Give the number of lines containing the word "httpRuntime", and nothing else.

____

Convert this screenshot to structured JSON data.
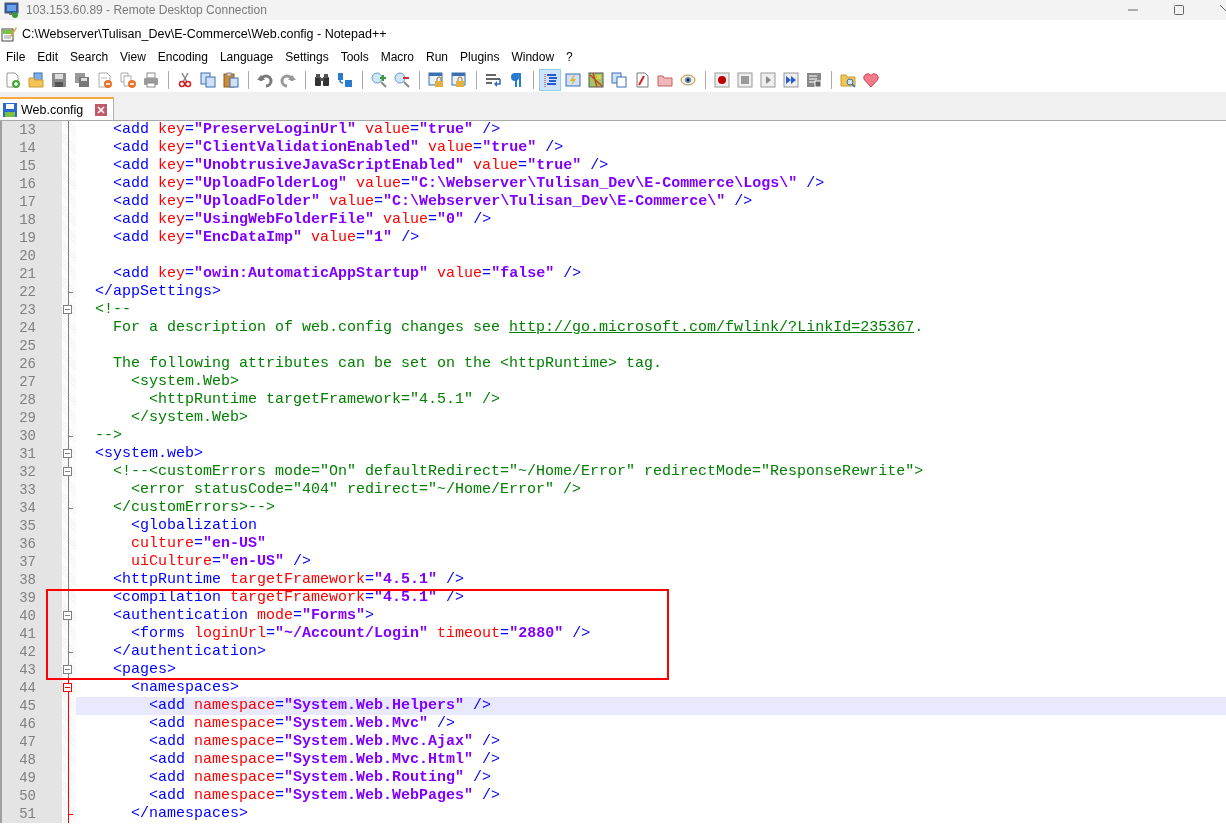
{
  "remote_window": {
    "title": "103.153.60.89 - Remote Desktop Connection"
  },
  "window": {
    "title": "C:\\Webserver\\Tulisan_Dev\\E-Commerce\\Web.config - Notepad++"
  },
  "menu": [
    "File",
    "Edit",
    "Search",
    "View",
    "Encoding",
    "Language",
    "Settings",
    "Tools",
    "Macro",
    "Run",
    "Plugins",
    "Window",
    "?"
  ],
  "toolbar": [
    [
      {
        "pressed": false
      },
      {
        "pressed": false
      },
      {
        "pressed": false
      },
      {
        "pressed": false
      },
      {
        "pressed": false
      },
      {
        "pressed": false
      },
      {
        "pressed": false
      }
    ],
    [
      {
        "pressed": false
      },
      {
        "pressed": false
      },
      {
        "pressed": false
      }
    ],
    [
      {
        "pressed": false
      },
      {
        "pressed": false
      }
    ],
    [
      {
        "pressed": false
      },
      {
        "pressed": false
      }
    ],
    [
      {
        "pressed": false
      },
      {
        "pressed": false
      }
    ],
    [
      {
        "pressed": false
      },
      {
        "pressed": false
      }
    ],
    [
      {
        "pressed": false
      },
      {
        "pressed": false
      }
    ],
    [
      {
        "pressed": true
      },
      {
        "pressed": false
      },
      {
        "pressed": false
      },
      {
        "pressed": false
      },
      {
        "pressed": false
      },
      {
        "pressed": false
      },
      {
        "pressed": false
      }
    ],
    [
      {
        "pressed": false
      },
      {
        "pressed": false
      },
      {
        "pressed": false
      },
      {
        "pressed": false
      },
      {
        "pressed": false
      }
    ],
    [
      {
        "pressed": false
      },
      {
        "pressed": false
      }
    ]
  ],
  "tabs": [
    {
      "label": "Web.config",
      "selected": true
    }
  ],
  "editor": {
    "lines": [
      {
        "number": "13",
        "kind": "plain",
        "current": false,
        "boxed": false,
        "current_fold": false,
        "tokens": [
          {
            "kind": "tag",
            "text": "    <add "
          },
          {
            "kind": "attr",
            "text": "key"
          },
          {
            "kind": "tag",
            "text": "="
          },
          {
            "kind": "value",
            "text": "\"PreserveLoginUrl\""
          },
          {
            "kind": "attr",
            "text": " value"
          },
          {
            "kind": "tag",
            "text": "="
          },
          {
            "kind": "value",
            "text": "\"true\""
          },
          {
            "kind": "tag",
            "text": " />"
          }
        ]
      },
      {
        "number": "14",
        "kind": "plain",
        "current": false,
        "boxed": false,
        "current_fold": false,
        "tokens": [
          {
            "kind": "tag",
            "text": "    <add "
          },
          {
            "kind": "attr",
            "text": "key"
          },
          {
            "kind": "tag",
            "text": "="
          },
          {
            "kind": "value",
            "text": "\"ClientValidationEnabled\""
          },
          {
            "kind": "attr",
            "text": " value"
          },
          {
            "kind": "tag",
            "text": "="
          },
          {
            "kind": "value",
            "text": "\"true\""
          },
          {
            "kind": "tag",
            "text": " />"
          }
        ]
      },
      {
        "number": "15",
        "kind": "plain",
        "current": false,
        "boxed": false,
        "current_fold": false,
        "tokens": [
          {
            "kind": "tag",
            "text": "    <add "
          },
          {
            "kind": "attr",
            "text": "key"
          },
          {
            "kind": "tag",
            "text": "="
          },
          {
            "kind": "value",
            "text": "\"UnobtrusiveJavaScriptEnabled\""
          },
          {
            "kind": "attr",
            "text": " value"
          },
          {
            "kind": "tag",
            "text": "="
          },
          {
            "kind": "value",
            "text": "\"true\""
          },
          {
            "kind": "tag",
            "text": " />"
          }
        ]
      },
      {
        "number": "16",
        "kind": "plain",
        "current": false,
        "boxed": false,
        "current_fold": false,
        "tokens": [
          {
            "kind": "tag",
            "text": "    <add "
          },
          {
            "kind": "attr",
            "text": "key"
          },
          {
            "kind": "tag",
            "text": "="
          },
          {
            "kind": "value",
            "text": "\"UploadFolderLog\""
          },
          {
            "kind": "attr",
            "text": " value"
          },
          {
            "kind": "tag",
            "text": "="
          },
          {
            "kind": "value",
            "text": "\"C:\\Webserver\\Tulisan_Dev\\E-Commerce\\Logs\\\""
          },
          {
            "kind": "tag",
            "text": " />"
          }
        ]
      },
      {
        "number": "17",
        "kind": "plain",
        "current": false,
        "boxed": false,
        "current_fold": false,
        "tokens": [
          {
            "kind": "tag",
            "text": "    <add "
          },
          {
            "kind": "attr",
            "text": "key"
          },
          {
            "kind": "tag",
            "text": "="
          },
          {
            "kind": "value",
            "text": "\"UploadFolder\""
          },
          {
            "kind": "attr",
            "text": " value"
          },
          {
            "kind": "tag",
            "text": "="
          },
          {
            "kind": "value",
            "text": "\"C:\\Webserver\\Tulisan_Dev\\E-Commerce\\\""
          },
          {
            "kind": "tag",
            "text": " />"
          }
        ]
      },
      {
        "number": "18",
        "kind": "plain",
        "current": false,
        "boxed": false,
        "current_fold": false,
        "tokens": [
          {
            "kind": "tag",
            "text": "    <add "
          },
          {
            "kind": "attr",
            "text": "key"
          },
          {
            "kind": "tag",
            "text": "="
          },
          {
            "kind": "value",
            "text": "\"UsingWebFolderFile\""
          },
          {
            "kind": "attr",
            "text": " value"
          },
          {
            "kind": "tag",
            "text": "="
          },
          {
            "kind": "value",
            "text": "\"0\""
          },
          {
            "kind": "tag",
            "text": " />"
          }
        ]
      },
      {
        "number": "19",
        "kind": "plain",
        "current": false,
        "boxed": false,
        "current_fold": false,
        "tokens": [
          {
            "kind": "tag",
            "text": "    <add "
          },
          {
            "kind": "attr",
            "text": "key"
          },
          {
            "kind": "tag",
            "text": "="
          },
          {
            "kind": "value",
            "text": "\"EncDataImp\""
          },
          {
            "kind": "attr",
            "text": " value"
          },
          {
            "kind": "tag",
            "text": "="
          },
          {
            "kind": "value",
            "text": "\"1\""
          },
          {
            "kind": "tag",
            "text": " />"
          }
        ]
      },
      {
        "number": "20",
        "kind": "plain",
        "current": false,
        "boxed": false,
        "current_fold": false
      },
      {
        "number": "21",
        "kind": "plain",
        "current": false,
        "boxed": false,
        "current_fold": false,
        "tokens": [
          {
            "kind": "tag",
            "text": "    <add "
          },
          {
            "kind": "attr",
            "text": "key"
          },
          {
            "kind": "tag",
            "text": "="
          },
          {
            "kind": "value",
            "text": "\"owin:AutomaticAppStartup\""
          },
          {
            "kind": "attr",
            "text": " value"
          },
          {
            "kind": "tag",
            "text": "="
          },
          {
            "kind": "value",
            "text": "\"false\""
          },
          {
            "kind": "tag",
            "text": " />"
          }
        ]
      },
      {
        "number": "22",
        "kind": "closer",
        "current": false,
        "boxed": false,
        "current_fold": false,
        "tokens": [
          {
            "kind": "tag",
            "text": "  </appSettings>"
          }
        ]
      },
      {
        "number": "23",
        "kind": "opener",
        "current": false,
        "boxed": false,
        "current_fold": false,
        "tokens": [
          {
            "kind": "comment",
            "text": "  <!--"
          }
        ]
      },
      {
        "number": "24",
        "kind": "plain",
        "current": false,
        "boxed": false,
        "current_fold": false,
        "tokens": [
          {
            "kind": "comment",
            "text": "    For a description of web.config changes see "
          },
          {
            "kind": "link",
            "text": "http://go.microsoft.com/fwlink/?LinkId=235367"
          },
          {
            "kind": "comment",
            "text": "."
          }
        ]
      },
      {
        "number": "25",
        "kind": "plain",
        "current": false,
        "boxed": false,
        "current_fold": false
      },
      {
        "number": "26",
        "kind": "plain",
        "current": false,
        "boxed": false,
        "current_fold": false,
        "tokens": [
          {
            "kind": "comment",
            "text": "    The following attributes can be set on the <httpRuntime> tag."
          }
        ]
      },
      {
        "number": "27",
        "kind": "plain",
        "current": false,
        "boxed": false,
        "current_fold": false,
        "tokens": [
          {
            "kind": "comment",
            "text": "      <system.Web>"
          }
        ]
      },
      {
        "number": "28",
        "kind": "plain",
        "current": false,
        "boxed": false,
        "current_fold": false,
        "tokens": [
          {
            "kind": "comment",
            "text": "        <httpRuntime targetFramework=\"4.5.1\" />"
          }
        ]
      },
      {
        "number": "29",
        "kind": "plain",
        "current": false,
        "boxed": false,
        "current_fold": false,
        "tokens": [
          {
            "kind": "comment",
            "text": "      </system.Web>"
          }
        ]
      },
      {
        "number": "30",
        "kind": "closer",
        "current": false,
        "boxed": false,
        "current_fold": false,
        "tokens": [
          {
            "kind": "comment",
            "text": "  -->"
          }
        ]
      },
      {
        "number": "31",
        "kind": "opener",
        "current": false,
        "boxed": false,
        "current_fold": false,
        "tokens": [
          {
            "kind": "tag",
            "text": "  <system.web>"
          }
        ]
      },
      {
        "number": "32",
        "kind": "opener",
        "current": false,
        "boxed": false,
        "current_fold": false,
        "tokens": [
          {
            "kind": "comment",
            "text": "    <!--<customErrors mode=\"On\" defaultRedirect=\"~/Home/Error\" redirectMode=\"ResponseRewrite\">"
          }
        ]
      },
      {
        "number": "33",
        "kind": "plain",
        "current": false,
        "boxed": false,
        "current_fold": false,
        "tokens": [
          {
            "kind": "comment",
            "text": "      <error statusCode=\"404\" redirect=\"~/Home/Error\" />"
          }
        ]
      },
      {
        "number": "34",
        "kind": "closer",
        "current": false,
        "boxed": false,
        "current_fold": false,
        "tokens": [
          {
            "kind": "comment",
            "text": "    </customErrors>-->"
          }
        ]
      },
      {
        "number": "35",
        "kind": "plain",
        "current": false,
        "boxed": false,
        "current_fold": false,
        "tokens": [
          {
            "kind": "tag",
            "text": "      <globalization"
          }
        ]
      },
      {
        "number": "36",
        "kind": "plain",
        "current": false,
        "boxed": false,
        "current_fold": false,
        "tokens": [
          {
            "kind": "attr",
            "text": "      culture"
          },
          {
            "kind": "tag",
            "text": "="
          },
          {
            "kind": "value",
            "text": "\"en-US\""
          }
        ]
      },
      {
        "number": "37",
        "kind": "plain",
        "current": false,
        "boxed": false,
        "current_fold": false,
        "tokens": [
          {
            "kind": "attr",
            "text": "      uiCulture"
          },
          {
            "kind": "tag",
            "text": "="
          },
          {
            "kind": "value",
            "text": "\"en-US\""
          },
          {
            "kind": "tag",
            "text": " />"
          }
        ]
      },
      {
        "number": "38",
        "kind": "plain",
        "current": false,
        "boxed": false,
        "current_fold": false,
        "tokens": [
          {
            "kind": "tag",
            "text": "    <httpRuntime "
          },
          {
            "kind": "attr",
            "text": "targetFramework"
          },
          {
            "kind": "tag",
            "text": "="
          },
          {
            "kind": "value",
            "text": "\"4.5.1\""
          },
          {
            "kind": "tag",
            "text": " />"
          }
        ]
      },
      {
        "number": "39",
        "kind": "plain",
        "current": false,
        "boxed": true,
        "current_fold": false,
        "tokens": [
          {
            "kind": "tag",
            "text": "    <compilation "
          },
          {
            "kind": "attr",
            "text": "targetFramework"
          },
          {
            "kind": "tag",
            "text": "="
          },
          {
            "kind": "value",
            "text": "\"4.5.1\""
          },
          {
            "kind": "tag",
            "text": " />"
          }
        ]
      },
      {
        "number": "40",
        "kind": "opener",
        "current": false,
        "boxed": true,
        "current_fold": false,
        "tokens": [
          {
            "kind": "tag",
            "text": "    <authentication "
          },
          {
            "kind": "attr",
            "text": "mode"
          },
          {
            "kind": "tag",
            "text": "="
          },
          {
            "kind": "value",
            "text": "\"Forms\""
          },
          {
            "kind": "tag",
            "text": ">"
          }
        ]
      },
      {
        "number": "41",
        "kind": "plain",
        "current": false,
        "boxed": true,
        "current_fold": false,
        "tokens": [
          {
            "kind": "tag",
            "text": "      <forms "
          },
          {
            "kind": "attr",
            "text": "loginUrl"
          },
          {
            "kind": "tag",
            "text": "="
          },
          {
            "kind": "value",
            "text": "\"~/Account/Login\""
          },
          {
            "kind": "attr",
            "text": " timeout"
          },
          {
            "kind": "tag",
            "text": "="
          },
          {
            "kind": "value",
            "text": "\"2880\""
          },
          {
            "kind": "tag",
            "text": " />"
          }
        ]
      },
      {
        "number": "42",
        "kind": "closer",
        "current": false,
        "boxed": true,
        "current_fold": false,
        "tokens": [
          {
            "kind": "tag",
            "text": "    </authentication>"
          }
        ]
      },
      {
        "number": "43",
        "kind": "opener",
        "current": false,
        "boxed": true,
        "current_fold": false,
        "tokens": [
          {
            "kind": "tag",
            "text": "    <pages>"
          }
        ]
      },
      {
        "number": "44",
        "kind": "opener",
        "current": false,
        "boxed": false,
        "current_fold": true,
        "tokens": [
          {
            "kind": "tag",
            "text": "      <namespaces>"
          }
        ]
      },
      {
        "number": "45",
        "kind": "plain",
        "current": true,
        "boxed": false,
        "current_fold": true,
        "tokens": [
          {
            "kind": "tag",
            "text": "        <add "
          },
          {
            "kind": "attr",
            "text": "namespace"
          },
          {
            "kind": "tag",
            "text": "="
          },
          {
            "kind": "value",
            "text": "\"System.Web.Helpers\""
          },
          {
            "kind": "tag",
            "text": " />"
          }
        ]
      },
      {
        "number": "46",
        "kind": "plain",
        "current": false,
        "boxed": false,
        "current_fold": true,
        "tokens": [
          {
            "kind": "tag",
            "text": "        <add "
          },
          {
            "kind": "attr",
            "text": "namespace"
          },
          {
            "kind": "tag",
            "text": "="
          },
          {
            "kind": "value",
            "text": "\"System.Web.Mvc\""
          },
          {
            "kind": "tag",
            "text": " />"
          }
        ]
      },
      {
        "number": "47",
        "kind": "plain",
        "current": false,
        "boxed": false,
        "current_fold": true,
        "tokens": [
          {
            "kind": "tag",
            "text": "        <add "
          },
          {
            "kind": "attr",
            "text": "namespace"
          },
          {
            "kind": "tag",
            "text": "="
          },
          {
            "kind": "value",
            "text": "\"System.Web.Mvc.Ajax\""
          },
          {
            "kind": "tag",
            "text": " />"
          }
        ]
      },
      {
        "number": "48",
        "kind": "plain",
        "current": false,
        "boxed": false,
        "current_fold": true,
        "tokens": [
          {
            "kind": "tag",
            "text": "        <add "
          },
          {
            "kind": "attr",
            "text": "namespace"
          },
          {
            "kind": "tag",
            "text": "="
          },
          {
            "kind": "value",
            "text": "\"System.Web.Mvc.Html\""
          },
          {
            "kind": "tag",
            "text": " />"
          }
        ]
      },
      {
        "number": "49",
        "kind": "plain",
        "current": false,
        "boxed": false,
        "current_fold": true,
        "tokens": [
          {
            "kind": "tag",
            "text": "        <add "
          },
          {
            "kind": "attr",
            "text": "namespace"
          },
          {
            "kind": "tag",
            "text": "="
          },
          {
            "kind": "value",
            "text": "\"System.Web.Routing\""
          },
          {
            "kind": "tag",
            "text": " />"
          }
        ]
      },
      {
        "number": "50",
        "kind": "plain",
        "current": false,
        "boxed": false,
        "current_fold": true,
        "tokens": [
          {
            "kind": "tag",
            "text": "        <add "
          },
          {
            "kind": "attr",
            "text": "namespace"
          },
          {
            "kind": "tag",
            "text": "="
          },
          {
            "kind": "value",
            "text": "\"System.Web.WebPages\""
          },
          {
            "kind": "tag",
            "text": " />"
          }
        ]
      },
      {
        "number": "51",
        "kind": "closer",
        "current": false,
        "boxed": false,
        "current_fold": true,
        "tokens": [
          {
            "kind": "tag",
            "text": "      </namespaces>"
          }
        ]
      }
    ]
  }
}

____

RESPONSE TO THIS EXERCISE — 3